### Given problem:
Go through the material below and copy each line where the word "傷病休暇" appears.

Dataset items
━━━━━━━━
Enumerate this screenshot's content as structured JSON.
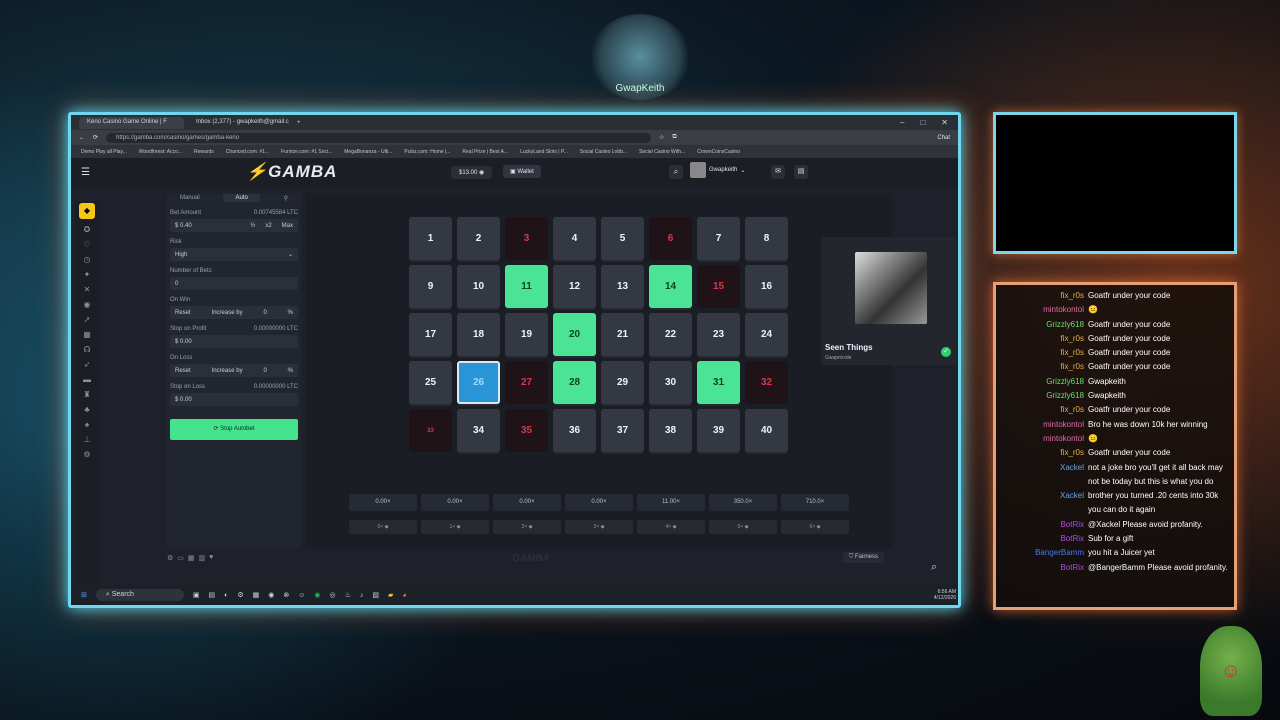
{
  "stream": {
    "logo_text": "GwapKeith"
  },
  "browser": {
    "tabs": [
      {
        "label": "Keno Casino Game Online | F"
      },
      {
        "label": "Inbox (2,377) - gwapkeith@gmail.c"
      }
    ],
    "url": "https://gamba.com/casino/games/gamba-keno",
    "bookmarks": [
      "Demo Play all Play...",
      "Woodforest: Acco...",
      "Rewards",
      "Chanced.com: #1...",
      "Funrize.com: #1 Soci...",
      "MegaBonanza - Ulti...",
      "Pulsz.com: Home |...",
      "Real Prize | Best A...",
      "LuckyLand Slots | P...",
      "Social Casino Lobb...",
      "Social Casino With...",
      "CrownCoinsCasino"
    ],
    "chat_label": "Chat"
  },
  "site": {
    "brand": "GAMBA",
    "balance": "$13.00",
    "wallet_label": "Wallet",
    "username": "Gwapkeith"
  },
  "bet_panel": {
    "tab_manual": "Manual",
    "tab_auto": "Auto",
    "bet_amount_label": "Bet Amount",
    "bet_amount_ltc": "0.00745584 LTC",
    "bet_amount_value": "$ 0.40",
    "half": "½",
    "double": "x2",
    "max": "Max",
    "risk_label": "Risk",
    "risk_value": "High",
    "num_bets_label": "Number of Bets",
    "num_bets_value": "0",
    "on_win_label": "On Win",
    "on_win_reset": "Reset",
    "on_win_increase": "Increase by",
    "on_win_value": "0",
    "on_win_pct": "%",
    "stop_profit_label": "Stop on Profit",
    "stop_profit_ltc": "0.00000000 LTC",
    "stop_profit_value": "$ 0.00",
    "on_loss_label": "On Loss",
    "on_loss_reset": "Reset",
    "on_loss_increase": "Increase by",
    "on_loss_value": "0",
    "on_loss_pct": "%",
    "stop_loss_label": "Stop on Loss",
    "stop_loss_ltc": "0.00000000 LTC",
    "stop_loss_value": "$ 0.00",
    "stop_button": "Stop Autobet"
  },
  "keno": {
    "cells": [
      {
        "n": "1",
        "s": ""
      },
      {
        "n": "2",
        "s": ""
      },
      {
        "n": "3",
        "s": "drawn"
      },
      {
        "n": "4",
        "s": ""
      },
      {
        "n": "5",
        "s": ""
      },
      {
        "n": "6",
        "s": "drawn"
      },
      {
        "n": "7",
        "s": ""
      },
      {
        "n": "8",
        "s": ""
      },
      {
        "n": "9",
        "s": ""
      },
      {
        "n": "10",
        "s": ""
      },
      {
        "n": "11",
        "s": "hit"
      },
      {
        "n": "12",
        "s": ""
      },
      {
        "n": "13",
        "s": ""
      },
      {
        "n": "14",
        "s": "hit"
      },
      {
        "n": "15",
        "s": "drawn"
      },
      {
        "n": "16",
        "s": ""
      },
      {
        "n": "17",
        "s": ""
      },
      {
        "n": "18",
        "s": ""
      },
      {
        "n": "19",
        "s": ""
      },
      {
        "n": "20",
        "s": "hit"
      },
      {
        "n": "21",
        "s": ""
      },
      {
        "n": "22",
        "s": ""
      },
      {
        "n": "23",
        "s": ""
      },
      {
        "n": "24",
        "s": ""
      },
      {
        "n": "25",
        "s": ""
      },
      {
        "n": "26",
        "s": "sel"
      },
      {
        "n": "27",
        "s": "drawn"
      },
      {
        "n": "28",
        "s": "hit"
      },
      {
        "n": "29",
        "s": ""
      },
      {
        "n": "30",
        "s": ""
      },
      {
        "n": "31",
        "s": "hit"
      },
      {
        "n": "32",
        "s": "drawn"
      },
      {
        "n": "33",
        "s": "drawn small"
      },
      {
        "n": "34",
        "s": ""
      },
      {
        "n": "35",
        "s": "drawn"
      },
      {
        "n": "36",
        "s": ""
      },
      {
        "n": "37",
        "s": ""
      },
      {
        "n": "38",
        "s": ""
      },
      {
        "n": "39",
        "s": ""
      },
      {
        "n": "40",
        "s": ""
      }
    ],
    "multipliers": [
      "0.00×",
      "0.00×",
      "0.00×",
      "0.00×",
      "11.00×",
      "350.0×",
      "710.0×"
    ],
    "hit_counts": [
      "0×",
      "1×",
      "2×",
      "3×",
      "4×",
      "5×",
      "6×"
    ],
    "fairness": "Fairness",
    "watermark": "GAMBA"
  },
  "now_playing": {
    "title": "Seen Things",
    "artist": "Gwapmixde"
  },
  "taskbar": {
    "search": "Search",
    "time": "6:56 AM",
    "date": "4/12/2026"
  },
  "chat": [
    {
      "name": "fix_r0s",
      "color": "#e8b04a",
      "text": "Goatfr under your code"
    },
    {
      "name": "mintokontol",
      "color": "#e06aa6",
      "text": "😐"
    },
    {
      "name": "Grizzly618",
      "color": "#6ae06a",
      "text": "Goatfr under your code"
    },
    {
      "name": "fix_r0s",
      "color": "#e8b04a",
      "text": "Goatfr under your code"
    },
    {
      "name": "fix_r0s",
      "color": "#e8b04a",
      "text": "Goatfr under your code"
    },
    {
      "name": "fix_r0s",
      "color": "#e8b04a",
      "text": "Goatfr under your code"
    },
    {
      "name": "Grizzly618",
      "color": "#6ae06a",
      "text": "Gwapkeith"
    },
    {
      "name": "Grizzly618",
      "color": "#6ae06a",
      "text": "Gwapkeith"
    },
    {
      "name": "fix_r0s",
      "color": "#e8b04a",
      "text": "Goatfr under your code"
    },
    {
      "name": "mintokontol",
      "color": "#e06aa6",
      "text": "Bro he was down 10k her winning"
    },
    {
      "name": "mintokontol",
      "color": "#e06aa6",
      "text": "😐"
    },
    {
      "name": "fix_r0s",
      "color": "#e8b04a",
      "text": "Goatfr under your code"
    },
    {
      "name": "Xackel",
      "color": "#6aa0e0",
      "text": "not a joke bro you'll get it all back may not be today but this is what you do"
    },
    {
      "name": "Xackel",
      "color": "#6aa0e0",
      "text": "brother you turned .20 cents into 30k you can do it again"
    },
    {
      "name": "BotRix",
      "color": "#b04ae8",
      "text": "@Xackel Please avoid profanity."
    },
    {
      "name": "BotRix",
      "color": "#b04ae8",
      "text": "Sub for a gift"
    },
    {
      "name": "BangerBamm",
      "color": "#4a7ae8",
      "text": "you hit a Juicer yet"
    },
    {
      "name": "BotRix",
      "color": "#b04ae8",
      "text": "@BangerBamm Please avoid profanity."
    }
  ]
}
━━━━━━━━
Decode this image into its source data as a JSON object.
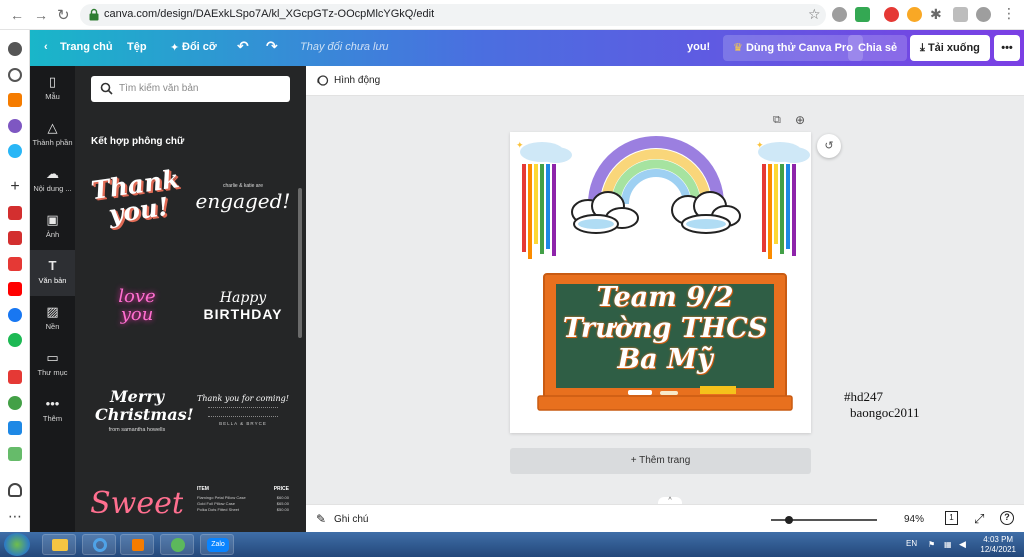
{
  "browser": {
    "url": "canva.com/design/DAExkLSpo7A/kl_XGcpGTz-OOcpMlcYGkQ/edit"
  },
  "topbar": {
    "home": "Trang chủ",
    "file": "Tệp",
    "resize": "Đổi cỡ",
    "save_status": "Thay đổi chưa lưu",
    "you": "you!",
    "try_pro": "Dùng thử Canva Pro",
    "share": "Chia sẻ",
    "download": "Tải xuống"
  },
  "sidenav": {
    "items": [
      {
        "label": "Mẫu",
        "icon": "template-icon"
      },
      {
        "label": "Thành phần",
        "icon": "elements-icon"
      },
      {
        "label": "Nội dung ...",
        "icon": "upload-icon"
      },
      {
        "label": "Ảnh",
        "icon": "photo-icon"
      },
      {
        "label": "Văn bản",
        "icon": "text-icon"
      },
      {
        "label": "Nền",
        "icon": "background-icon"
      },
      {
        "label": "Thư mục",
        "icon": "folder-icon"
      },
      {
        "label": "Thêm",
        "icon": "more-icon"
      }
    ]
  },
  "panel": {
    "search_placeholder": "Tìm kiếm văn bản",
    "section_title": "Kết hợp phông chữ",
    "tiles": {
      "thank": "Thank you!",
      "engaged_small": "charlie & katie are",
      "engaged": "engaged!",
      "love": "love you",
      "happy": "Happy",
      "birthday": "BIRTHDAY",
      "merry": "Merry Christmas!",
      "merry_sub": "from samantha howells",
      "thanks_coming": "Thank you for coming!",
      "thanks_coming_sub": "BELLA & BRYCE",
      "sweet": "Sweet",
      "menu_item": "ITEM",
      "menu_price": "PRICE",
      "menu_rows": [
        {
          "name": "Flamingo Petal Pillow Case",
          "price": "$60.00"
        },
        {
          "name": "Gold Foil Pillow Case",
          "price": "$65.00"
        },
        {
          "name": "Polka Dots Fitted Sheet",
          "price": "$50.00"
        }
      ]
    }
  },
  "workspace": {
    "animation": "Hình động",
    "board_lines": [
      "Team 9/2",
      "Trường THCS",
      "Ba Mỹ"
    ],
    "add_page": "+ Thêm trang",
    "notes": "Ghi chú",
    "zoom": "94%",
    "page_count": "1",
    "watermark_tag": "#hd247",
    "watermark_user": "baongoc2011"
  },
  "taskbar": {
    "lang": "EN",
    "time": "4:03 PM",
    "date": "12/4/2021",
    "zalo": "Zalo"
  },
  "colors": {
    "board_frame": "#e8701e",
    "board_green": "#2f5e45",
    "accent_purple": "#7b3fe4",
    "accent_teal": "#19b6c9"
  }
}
━━━━━━━━
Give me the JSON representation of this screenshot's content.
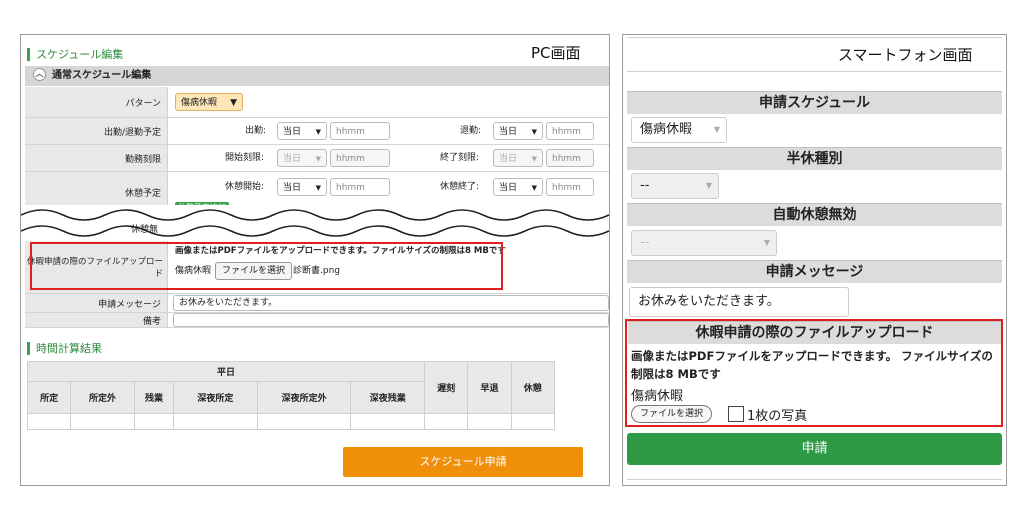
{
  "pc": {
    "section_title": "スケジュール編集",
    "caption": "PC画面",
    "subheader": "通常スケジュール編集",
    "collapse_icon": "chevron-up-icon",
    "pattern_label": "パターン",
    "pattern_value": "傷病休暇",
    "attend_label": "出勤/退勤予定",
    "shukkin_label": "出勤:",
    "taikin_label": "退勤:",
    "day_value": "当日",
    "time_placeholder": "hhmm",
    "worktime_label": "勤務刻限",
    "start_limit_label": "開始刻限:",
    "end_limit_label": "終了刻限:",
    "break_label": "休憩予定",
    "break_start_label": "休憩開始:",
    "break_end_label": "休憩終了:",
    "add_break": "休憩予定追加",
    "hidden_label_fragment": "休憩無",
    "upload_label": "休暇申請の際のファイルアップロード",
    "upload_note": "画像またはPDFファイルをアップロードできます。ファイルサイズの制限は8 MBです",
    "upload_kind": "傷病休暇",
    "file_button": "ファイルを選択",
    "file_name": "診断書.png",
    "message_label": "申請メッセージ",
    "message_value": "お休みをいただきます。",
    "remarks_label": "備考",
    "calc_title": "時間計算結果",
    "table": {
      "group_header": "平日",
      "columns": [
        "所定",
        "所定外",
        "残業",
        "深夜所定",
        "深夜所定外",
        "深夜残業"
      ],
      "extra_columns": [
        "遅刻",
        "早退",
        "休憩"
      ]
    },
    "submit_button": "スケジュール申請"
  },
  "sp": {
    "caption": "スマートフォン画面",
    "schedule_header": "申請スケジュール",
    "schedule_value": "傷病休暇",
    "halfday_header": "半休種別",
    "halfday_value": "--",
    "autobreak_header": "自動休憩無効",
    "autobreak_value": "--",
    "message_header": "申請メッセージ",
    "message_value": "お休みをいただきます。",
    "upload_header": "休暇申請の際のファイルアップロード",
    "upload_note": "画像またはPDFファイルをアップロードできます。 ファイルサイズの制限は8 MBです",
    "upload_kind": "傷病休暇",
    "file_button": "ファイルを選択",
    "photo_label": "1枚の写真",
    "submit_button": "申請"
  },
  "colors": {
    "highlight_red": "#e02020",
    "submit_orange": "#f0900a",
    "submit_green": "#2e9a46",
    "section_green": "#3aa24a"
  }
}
━━━━━━━━
### Written solution:
    "pattern_value": "傷病休暇",
    "upload_kind": "傷病休暇",
    "schedule_value": "傷病休暇",
    "upload_kind": "傷病休暇",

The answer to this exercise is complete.